Go through the listing and copy every line word for word.

Extracted data entries
- - - -

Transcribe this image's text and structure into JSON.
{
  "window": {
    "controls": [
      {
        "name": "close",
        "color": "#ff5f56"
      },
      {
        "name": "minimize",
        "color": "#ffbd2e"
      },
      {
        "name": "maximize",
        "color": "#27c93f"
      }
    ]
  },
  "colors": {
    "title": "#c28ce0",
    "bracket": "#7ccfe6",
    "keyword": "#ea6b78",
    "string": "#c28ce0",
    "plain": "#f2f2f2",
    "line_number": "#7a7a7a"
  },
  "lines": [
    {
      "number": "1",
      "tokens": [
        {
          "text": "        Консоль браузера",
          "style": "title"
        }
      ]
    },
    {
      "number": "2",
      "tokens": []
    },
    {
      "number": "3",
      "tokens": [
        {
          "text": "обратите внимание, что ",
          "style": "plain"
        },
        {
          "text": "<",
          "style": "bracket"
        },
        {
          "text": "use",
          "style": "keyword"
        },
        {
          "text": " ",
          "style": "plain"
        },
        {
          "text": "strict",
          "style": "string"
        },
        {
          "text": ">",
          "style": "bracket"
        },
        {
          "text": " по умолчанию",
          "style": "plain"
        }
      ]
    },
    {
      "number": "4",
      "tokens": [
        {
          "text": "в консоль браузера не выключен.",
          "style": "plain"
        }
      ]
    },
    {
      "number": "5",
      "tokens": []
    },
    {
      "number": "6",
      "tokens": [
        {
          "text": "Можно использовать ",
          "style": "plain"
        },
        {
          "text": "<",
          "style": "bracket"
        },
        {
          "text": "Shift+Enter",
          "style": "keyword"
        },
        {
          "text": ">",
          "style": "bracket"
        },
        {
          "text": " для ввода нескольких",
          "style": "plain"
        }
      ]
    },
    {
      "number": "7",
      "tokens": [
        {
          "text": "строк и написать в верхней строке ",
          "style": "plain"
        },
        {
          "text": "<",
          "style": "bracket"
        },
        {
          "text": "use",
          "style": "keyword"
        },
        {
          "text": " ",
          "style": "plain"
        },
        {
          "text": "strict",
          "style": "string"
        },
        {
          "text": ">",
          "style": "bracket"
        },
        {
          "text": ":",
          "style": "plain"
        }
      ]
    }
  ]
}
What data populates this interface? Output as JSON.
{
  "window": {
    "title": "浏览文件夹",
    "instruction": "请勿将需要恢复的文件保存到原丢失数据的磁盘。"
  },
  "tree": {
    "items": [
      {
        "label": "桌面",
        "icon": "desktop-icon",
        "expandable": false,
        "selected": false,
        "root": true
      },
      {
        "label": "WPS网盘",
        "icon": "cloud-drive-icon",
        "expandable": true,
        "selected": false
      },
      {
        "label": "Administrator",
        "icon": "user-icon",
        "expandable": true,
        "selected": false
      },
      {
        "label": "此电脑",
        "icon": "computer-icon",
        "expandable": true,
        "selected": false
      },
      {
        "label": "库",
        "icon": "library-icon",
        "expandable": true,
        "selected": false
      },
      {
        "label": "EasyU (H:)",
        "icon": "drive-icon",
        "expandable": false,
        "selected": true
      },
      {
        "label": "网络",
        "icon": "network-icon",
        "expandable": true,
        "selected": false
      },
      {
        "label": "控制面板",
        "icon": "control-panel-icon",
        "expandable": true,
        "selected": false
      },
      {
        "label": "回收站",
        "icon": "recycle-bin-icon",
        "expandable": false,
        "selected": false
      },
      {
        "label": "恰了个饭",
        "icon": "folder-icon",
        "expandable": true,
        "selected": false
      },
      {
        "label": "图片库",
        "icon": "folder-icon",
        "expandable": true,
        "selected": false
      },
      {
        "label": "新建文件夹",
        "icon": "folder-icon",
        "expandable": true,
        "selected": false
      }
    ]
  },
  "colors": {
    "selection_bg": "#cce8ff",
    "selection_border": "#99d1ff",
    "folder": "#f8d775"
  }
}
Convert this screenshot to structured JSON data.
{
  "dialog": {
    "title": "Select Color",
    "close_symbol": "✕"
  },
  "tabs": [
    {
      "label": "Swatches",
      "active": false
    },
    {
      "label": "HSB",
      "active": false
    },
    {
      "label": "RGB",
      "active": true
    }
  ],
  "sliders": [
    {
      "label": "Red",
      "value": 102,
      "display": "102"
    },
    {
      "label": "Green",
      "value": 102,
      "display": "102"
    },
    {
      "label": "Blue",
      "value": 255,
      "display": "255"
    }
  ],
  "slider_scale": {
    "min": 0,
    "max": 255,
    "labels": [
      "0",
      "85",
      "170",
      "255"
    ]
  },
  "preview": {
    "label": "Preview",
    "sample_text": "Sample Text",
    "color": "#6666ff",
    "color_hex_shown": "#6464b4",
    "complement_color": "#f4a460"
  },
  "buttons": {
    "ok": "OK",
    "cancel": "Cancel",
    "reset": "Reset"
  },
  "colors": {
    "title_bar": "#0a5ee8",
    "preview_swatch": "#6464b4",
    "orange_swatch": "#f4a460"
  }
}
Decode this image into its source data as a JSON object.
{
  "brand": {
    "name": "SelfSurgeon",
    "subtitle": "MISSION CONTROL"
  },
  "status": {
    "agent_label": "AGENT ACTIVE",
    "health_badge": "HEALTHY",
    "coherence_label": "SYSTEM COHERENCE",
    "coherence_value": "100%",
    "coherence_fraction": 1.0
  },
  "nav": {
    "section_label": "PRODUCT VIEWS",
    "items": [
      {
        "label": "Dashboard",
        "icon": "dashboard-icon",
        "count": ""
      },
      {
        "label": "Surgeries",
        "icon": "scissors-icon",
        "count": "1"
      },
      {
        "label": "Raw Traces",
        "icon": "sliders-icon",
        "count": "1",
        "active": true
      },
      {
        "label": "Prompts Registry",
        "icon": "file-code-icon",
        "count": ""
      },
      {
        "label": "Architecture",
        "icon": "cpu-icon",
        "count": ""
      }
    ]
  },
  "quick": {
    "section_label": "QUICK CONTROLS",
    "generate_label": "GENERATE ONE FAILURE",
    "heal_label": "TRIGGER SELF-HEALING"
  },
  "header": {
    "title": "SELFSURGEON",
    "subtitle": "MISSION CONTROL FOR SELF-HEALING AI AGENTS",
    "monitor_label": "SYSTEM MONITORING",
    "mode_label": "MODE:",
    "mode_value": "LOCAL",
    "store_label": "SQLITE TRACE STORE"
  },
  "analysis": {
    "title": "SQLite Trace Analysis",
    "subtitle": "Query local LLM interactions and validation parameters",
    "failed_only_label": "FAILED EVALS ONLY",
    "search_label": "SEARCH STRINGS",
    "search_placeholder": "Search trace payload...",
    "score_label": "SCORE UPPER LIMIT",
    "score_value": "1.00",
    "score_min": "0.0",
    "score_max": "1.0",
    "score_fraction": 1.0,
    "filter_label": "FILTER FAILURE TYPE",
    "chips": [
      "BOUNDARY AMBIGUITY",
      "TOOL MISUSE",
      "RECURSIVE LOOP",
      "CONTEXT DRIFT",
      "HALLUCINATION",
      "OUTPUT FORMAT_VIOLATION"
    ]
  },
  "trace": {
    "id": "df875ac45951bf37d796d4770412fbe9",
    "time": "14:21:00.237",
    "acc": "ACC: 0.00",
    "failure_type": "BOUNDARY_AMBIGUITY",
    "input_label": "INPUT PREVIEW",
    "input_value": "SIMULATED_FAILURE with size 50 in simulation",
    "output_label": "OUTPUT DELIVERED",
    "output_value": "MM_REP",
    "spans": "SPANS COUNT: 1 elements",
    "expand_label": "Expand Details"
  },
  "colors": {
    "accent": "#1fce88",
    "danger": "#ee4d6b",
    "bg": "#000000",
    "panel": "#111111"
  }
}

- - - -

# [FINAL ANSWER]
Transcribe this image's text and structure into JSON.
{
  "window": {
    "controls": [
      {
        "name": "close",
        "color": "#ff5f56"
      },
      {
        "name": "minimize",
        "color": "#ffbd2e"
      },
      {
        "name": "maximize",
        "color": "#27c93f"
      }
    ]
  },
  "colors": {
    "title": "#c28ce0",
    "bracket": "#7ccfe6",
    "keyword": "#ea6b78",
    "string": "#c28ce0",
    "plain": "#f2f2f2",
    "line_number": "#7a7a7a"
  },
  "lines": [
    {
      "number": "1",
      "tokens": [
        {
          "text": "        Консоль браузера",
          "style": "title"
        }
      ]
    },
    {
      "number": "2",
      "tokens": []
    },
    {
      "number": "3",
      "tokens": [
        {
          "text": "обратите внимание, что ",
          "style": "plain"
        },
        {
          "text": "<",
          "style": "bracket"
        },
        {
          "text": "use",
          "style": "keyword"
        },
        {
          "text": " ",
          "style": "plain"
        },
        {
          "text": "strict",
          "style": "string"
        },
        {
          "text": ">",
          "style": "bracket"
        },
        {
          "text": " по умолчанию",
          "style": "plain"
        }
      ]
    },
    {
      "number": "4",
      "tokens": [
        {
          "text": "в консоль браузера не выключен.",
          "style": "plain"
        }
      ]
    },
    {
      "number": "5",
      "tokens": []
    },
    {
      "number": "6",
      "tokens": [
        {
          "text": "Можно использовать ",
          "style": "plain"
        },
        {
          "text": "<",
          "style": "bracket"
        },
        {
          "text": "Shift+Enter",
          "style": "keyword"
        },
        {
          "text": ">",
          "style": "bracket"
        },
        {
          "text": " для ввода нескольких",
          "style": "plain"
        }
      ]
    },
    {
      "number": "7",
      "tokens": [
        {
          "text": "строк и написать в верхней строке ",
          "style": "plain"
        },
        {
          "text": "<",
          "style": "bracket"
        },
        {
          "text": "use",
          "style": "keyword"
        },
        {
          "text": " ",
          "style": "plain"
        },
        {
          "text": "strict",
          "style": "string"
        },
        {
          "text": ">",
          "style": "bracket"
        },
        {
          "text": ":",
          "style": "plain"
        }
      ]
    }
  ]
}
What data populates this interface? Output as JSON.
{
  "window": {
    "title": "浏览文件夹",
    "instruction": "请勿将需要恢复的文件保存到原丢失数据的磁盘。"
  },
  "tree": {
    "items": [
      {
        "label": "桌面",
        "icon": "desktop-icon",
        "expandable": false,
        "selected": false,
        "root": true
      },
      {
        "label": "WPS网盘",
        "icon": "cloud-drive-icon",
        "expandable": true,
        "selected": false
      },
      {
        "label": "Administrator",
        "icon": "user-icon",
        "expandable": true,
        "selected": false
      },
      {
        "label": "此电脑",
        "icon": "computer-icon",
        "expandable": true,
        "selected": false
      },
      {
        "label": "库",
        "icon": "library-icon",
        "expandable": true,
        "selected": false
      },
      {
        "label": "EasyU (H:)",
        "icon": "drive-icon",
        "expandable": false,
        "selected": true
      },
      {
        "label": "网络",
        "icon": "network-icon",
        "expandable": true,
        "selected": false
      },
      {
        "label": "控制面板",
        "icon": "control-panel-icon",
        "expandable": true,
        "selected": false
      },
      {
        "label": "回收站",
        "icon": "recycle-bin-icon",
        "expandable": false,
        "selected": false
      },
      {
        "label": "恰了个饭",
        "icon": "folder-icon",
        "expandable": true,
        "selected": false
      },
      {
        "label": "图片库",
        "icon": "folder-icon",
        "expandable": true,
        "selected": false
      },
      {
        "label": "新建文件夹",
        "icon": "folder-icon",
        "expandable": true,
        "selected": false
      }
    ]
  },
  "colors": {
    "selection_bg": "#cce8ff",
    "selection_border": "#99d1ff",
    "folder": "#f8d775"
  }
}
Convert this screenshot to structured JSON data.
{
  "dialog": {
    "title": "Select Color",
    "close_symbol": "✕"
  },
  "tabs": [
    {
      "label": "Swatches",
      "active": false
    },
    {
      "label": "HSB",
      "active": false
    },
    {
      "label": "RGB",
      "active": true
    }
  ],
  "sliders": [
    {
      "label": "Red",
      "value": 102,
      "display": "102"
    },
    {
      "label": "Green",
      "value": 102,
      "display": "102"
    },
    {
      "label": "Blue",
      "value": 255,
      "display": "255"
    }
  ],
  "slider_scale": {
    "min": 0,
    "max": 255,
    "labels": [
      "0",
      "85",
      "170",
      "255"
    ]
  },
  "preview": {
    "label": "Preview",
    "sample_text": "Sample Text",
    "color": "#6666ff",
    "color_hex_shown": "#6464b4",
    "complement_color": "#f4a460"
  },
  "buttons": {
    "ok": "OK",
    "cancel": "Cancel",
    "reset": "Reset"
  },
  "colors": {
    "title_bar": "#0a5ee8",
    "preview_swatch": "#6464b4",
    "orange_swatch": "#f4a460"
  }
}
Decode this image into its source data as a JSON object.
{
  "brand": {
    "name": "SelfSurgeon",
    "subtitle": "MISSION CONTROL"
  },
  "status": {
    "agent_label": "AGENT ACTIVE",
    "health_badge": "HEALTHY",
    "coherence_label": "SYSTEM COHERENCE",
    "coherence_value": "100%",
    "coherence_fraction": 1.0
  },
  "nav": {
    "section_label": "PRODUCT VIEWS",
    "items": [
      {
        "label": "Dashboard",
        "icon": "dashboard-icon",
        "count": ""
      },
      {
        "label": "Surgeries",
        "icon": "scissors-icon",
        "count": "1"
      },
      {
        "label": "Raw Traces",
        "icon": "sliders-icon",
        "count": "1",
        "active": true
      },
      {
        "label": "Prompts Registry",
        "icon": "file-code-icon",
        "count": ""
      },
      {
        "label": "Architecture",
        "icon": "cpu-icon",
        "count": ""
      }
    ]
  },
  "quick": {
    "section_label": "QUICK CONTROLS",
    "generate_label": "GENERATE ONE FAILURE",
    "heal_label": "TRIGGER SELF-HEALING"
  },
  "header": {
    "title": "SELFSURGEON",
    "subtitle": "MISSION CONTROL FOR SELF-HEALING AI AGENTS",
    "monitor_label": "SYSTEM MONITORING",
    "mode_label": "MODE:",
    "mode_value": "LOCAL",
    "store_label": "SQLITE TRACE STORE"
  },
  "analysis": {
    "title": "SQLite Trace Analysis",
    "subtitle": "Query local LLM interactions and validation parameters",
    "failed_only_label": "FAILED EVALS ONLY",
    "search_label": "SEARCH STRINGS",
    "search_placeholder": "Search trace payload...",
    "score_label": "SCORE UPPER LIMIT",
    "score_value": "1.00",
    "score_min": "0.0",
    "score_max": "1.0",
    "score_fraction": 1.0,
    "filter_label": "FILTER FAILURE TYPE",
    "chips": [
      "BOUNDARY AMBIGUITY",
      "TOOL MISUSE",
      "RECURSIVE LOOP",
      "CONTEXT DRIFT",
      "HALLUCINATION",
      "OUTPUT FORMAT_VIOLATION"
    ]
  },
  "trace": {
    "id": "df875ac45951bf37d796d4770412fbe9",
    "time": "14:21:00.237",
    "acc": "ACC: 0.00",
    "failure_type": "BOUNDARY_AMBIGUITY",
    "input_label": "INPUT PREVIEW",
    "input_value": "SIMULATED_FAILURE with size 50 in simulation",
    "output_label": "OUTPUT DELIVERED",
    "output_value": "MM_REP",
    "spans": "SPANS COUNT: 1 elements",
    "expand_label": "Expand Details"
  },
  "colors": {
    "accent": "#1fce88",
    "danger": "#ee4d6b",
    "bg": "#000000",
    "panel": "#111111"
  }
}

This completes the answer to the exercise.